== Data for processing
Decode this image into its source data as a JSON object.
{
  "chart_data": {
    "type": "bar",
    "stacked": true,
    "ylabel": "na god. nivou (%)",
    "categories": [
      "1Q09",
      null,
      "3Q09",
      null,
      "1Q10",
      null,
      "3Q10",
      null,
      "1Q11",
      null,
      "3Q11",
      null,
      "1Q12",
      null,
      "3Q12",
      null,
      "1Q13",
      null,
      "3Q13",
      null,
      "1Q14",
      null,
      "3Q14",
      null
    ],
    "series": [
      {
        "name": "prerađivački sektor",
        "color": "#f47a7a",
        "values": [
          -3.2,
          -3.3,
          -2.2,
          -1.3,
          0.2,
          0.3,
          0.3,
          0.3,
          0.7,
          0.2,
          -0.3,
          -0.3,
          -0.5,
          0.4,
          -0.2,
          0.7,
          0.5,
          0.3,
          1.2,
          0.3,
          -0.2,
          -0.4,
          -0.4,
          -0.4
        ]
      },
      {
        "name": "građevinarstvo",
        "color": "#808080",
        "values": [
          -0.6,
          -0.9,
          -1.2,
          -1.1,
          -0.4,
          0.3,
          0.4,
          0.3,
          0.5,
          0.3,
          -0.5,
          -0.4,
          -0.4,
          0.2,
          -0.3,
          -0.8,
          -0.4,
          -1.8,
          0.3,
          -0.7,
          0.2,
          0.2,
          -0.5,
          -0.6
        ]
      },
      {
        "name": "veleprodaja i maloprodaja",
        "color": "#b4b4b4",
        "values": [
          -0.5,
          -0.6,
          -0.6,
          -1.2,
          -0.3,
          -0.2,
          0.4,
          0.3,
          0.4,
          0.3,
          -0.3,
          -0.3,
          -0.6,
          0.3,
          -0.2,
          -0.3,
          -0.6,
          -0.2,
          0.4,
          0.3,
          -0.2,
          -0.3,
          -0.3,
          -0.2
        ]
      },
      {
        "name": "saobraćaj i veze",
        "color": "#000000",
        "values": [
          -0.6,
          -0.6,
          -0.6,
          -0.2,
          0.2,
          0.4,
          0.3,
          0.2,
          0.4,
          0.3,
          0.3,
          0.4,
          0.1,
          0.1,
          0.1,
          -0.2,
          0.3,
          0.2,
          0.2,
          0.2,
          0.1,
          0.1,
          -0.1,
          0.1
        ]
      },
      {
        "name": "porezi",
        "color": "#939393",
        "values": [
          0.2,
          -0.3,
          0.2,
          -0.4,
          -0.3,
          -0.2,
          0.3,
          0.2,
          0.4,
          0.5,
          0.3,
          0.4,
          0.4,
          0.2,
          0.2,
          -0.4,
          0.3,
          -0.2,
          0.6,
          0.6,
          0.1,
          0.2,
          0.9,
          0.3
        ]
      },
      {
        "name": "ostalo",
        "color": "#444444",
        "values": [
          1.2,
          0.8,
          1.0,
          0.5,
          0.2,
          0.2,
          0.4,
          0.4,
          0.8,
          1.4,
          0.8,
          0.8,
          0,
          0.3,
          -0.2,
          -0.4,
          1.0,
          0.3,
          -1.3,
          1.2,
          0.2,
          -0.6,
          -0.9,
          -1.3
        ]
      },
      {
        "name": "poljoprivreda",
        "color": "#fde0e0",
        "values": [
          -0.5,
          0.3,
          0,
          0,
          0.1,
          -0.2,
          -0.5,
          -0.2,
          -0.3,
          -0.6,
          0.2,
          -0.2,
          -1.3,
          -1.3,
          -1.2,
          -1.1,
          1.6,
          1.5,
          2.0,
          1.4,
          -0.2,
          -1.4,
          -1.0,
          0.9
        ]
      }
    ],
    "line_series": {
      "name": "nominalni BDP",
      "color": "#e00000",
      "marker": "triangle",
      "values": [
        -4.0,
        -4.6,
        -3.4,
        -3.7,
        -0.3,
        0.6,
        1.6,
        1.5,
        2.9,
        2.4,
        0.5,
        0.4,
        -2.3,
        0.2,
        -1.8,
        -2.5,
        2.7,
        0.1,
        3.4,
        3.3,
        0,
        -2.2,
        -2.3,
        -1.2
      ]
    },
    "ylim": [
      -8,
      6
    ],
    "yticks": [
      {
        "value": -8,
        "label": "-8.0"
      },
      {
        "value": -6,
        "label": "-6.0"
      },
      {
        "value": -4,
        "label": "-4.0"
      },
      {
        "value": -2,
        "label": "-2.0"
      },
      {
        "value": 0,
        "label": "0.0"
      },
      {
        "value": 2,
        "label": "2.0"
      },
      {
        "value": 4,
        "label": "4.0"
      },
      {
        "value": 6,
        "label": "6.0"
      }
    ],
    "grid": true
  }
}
====
*Exercise task*
Extract each entry in full, exactly as given.

*Solution for this task*
Decode this image into its source data as a JSON object.
{
  "chart_data": {
    "type": "bar",
    "stacked": true,
    "ylabel": "na god. nivou (%)",
    "categories": [
      "1Q09",
      null,
      "3Q09",
      null,
      "1Q10",
      null,
      "3Q10",
      null,
      "1Q11",
      null,
      "3Q11",
      null,
      "1Q12",
      null,
      "3Q12",
      null,
      "1Q13",
      null,
      "3Q13",
      null,
      "1Q14",
      null,
      "3Q14",
      null
    ],
    "series": [
      {
        "name": "prerađivački sektor",
        "color": "#f47a7a",
        "values": [
          -3.2,
          -3.3,
          -2.2,
          -1.3,
          0.2,
          0.3,
          0.3,
          0.3,
          0.7,
          0.2,
          -0.3,
          -0.3,
          -0.5,
          0.4,
          -0.2,
          0.7,
          0.5,
          0.3,
          1.2,
          0.3,
          -0.2,
          -0.4,
          -0.4,
          -0.4
        ]
      },
      {
        "name": "građevinarstvo",
        "color": "#808080",
        "values": [
          -0.6,
          -0.9,
          -1.2,
          -1.1,
          -0.4,
          0.3,
          0.4,
          0.3,
          0.5,
          0.3,
          -0.5,
          -0.4,
          -0.4,
          0.2,
          -0.3,
          -0.8,
          -0.4,
          -1.8,
          0.3,
          -0.7,
          0.2,
          0.2,
          -0.5,
          -0.6
        ]
      },
      {
        "name": "veleprodaja i maloprodaja",
        "color": "#b4b4b4",
        "values": [
          -0.5,
          -0.6,
          -0.6,
          -1.2,
          -0.3,
          -0.2,
          0.4,
          0.3,
          0.4,
          0.3,
          -0.3,
          -0.3,
          -0.6,
          0.3,
          -0.2,
          -0.3,
          -0.6,
          -0.2,
          0.4,
          0.3,
          -0.2,
          -0.3,
          -0.3,
          -0.2
        ]
      },
      {
        "name": "saobraćaj i veze",
        "color": "#000000",
        "values": [
          -0.6,
          -0.6,
          -0.6,
          -0.2,
          0.2,
          0.4,
          0.3,
          0.2,
          0.4,
          0.3,
          0.3,
          0.4,
          0.1,
          0.1,
          0.1,
          -0.2,
          0.3,
          0.2,
          0.2,
          0.2,
          0.1,
          0.1,
          -0.1,
          0.1
        ]
      },
      {
        "name": "porezi",
        "color": "#939393",
        "values": [
          0.2,
          -0.3,
          0.2,
          -0.4,
          -0.3,
          -0.2,
          0.3,
          0.2,
          0.4,
          0.5,
          0.3,
          0.4,
          0.4,
          0.2,
          0.2,
          -0.4,
          0.3,
          -0.2,
          0.6,
          0.6,
          0.1,
          0.2,
          0.9,
          0.3
        ]
      },
      {
        "name": "ostalo",
        "color": "#444444",
        "values": [
          1.2,
          0.8,
          1.0,
          0.5,
          0.2,
          0.2,
          0.4,
          0.4,
          0.8,
          1.4,
          0.8,
          0.8,
          0,
          0.3,
          -0.2,
          -0.4,
          1.0,
          0.3,
          -1.3,
          1.2,
          0.2,
          -0.6,
          -0.9,
          -1.3
        ]
      },
      {
        "name": "poljoprivreda",
        "color": "#fde0e0",
        "values": [
          -0.5,
          0.3,
          0,
          0,
          0.1,
          -0.2,
          -0.5,
          -0.2,
          -0.3,
          -0.6,
          0.2,
          -0.2,
          -1.3,
          -1.3,
          -1.2,
          -1.1,
          1.6,
          1.5,
          2.0,
          1.4,
          -0.2,
          -1.4,
          -1.0,
          0.9
        ]
      }
    ],
    "line_series": {
      "name": "nominalni BDP",
      "color": "#e00000",
      "marker": "triangle",
      "values": [
        -4.0,
        -4.6,
        -3.4,
        -3.7,
        -0.3,
        0.6,
        1.6,
        1.5,
        2.9,
        2.4,
        0.5,
        0.4,
        -2.3,
        0.2,
        -1.8,
        -2.5,
        2.7,
        0.1,
        3.4,
        3.3,
        0,
        -2.2,
        -2.3,
        -1.2
      ]
    },
    "ylim": [
      -8,
      6
    ],
    "yticks": [
      {
        "value": -8,
        "label": "-8.0"
      },
      {
        "value": -6,
        "label": "-6.0"
      },
      {
        "value": -4,
        "label": "-4.0"
      },
      {
        "value": -2,
        "label": "-2.0"
      },
      {
        "value": 0,
        "label": "0.0"
      },
      {
        "value": 2,
        "label": "2.0"
      },
      {
        "value": 4,
        "label": "4.0"
      },
      {
        "value": 6,
        "label": "6.0"
      }
    ],
    "grid": true
  }
}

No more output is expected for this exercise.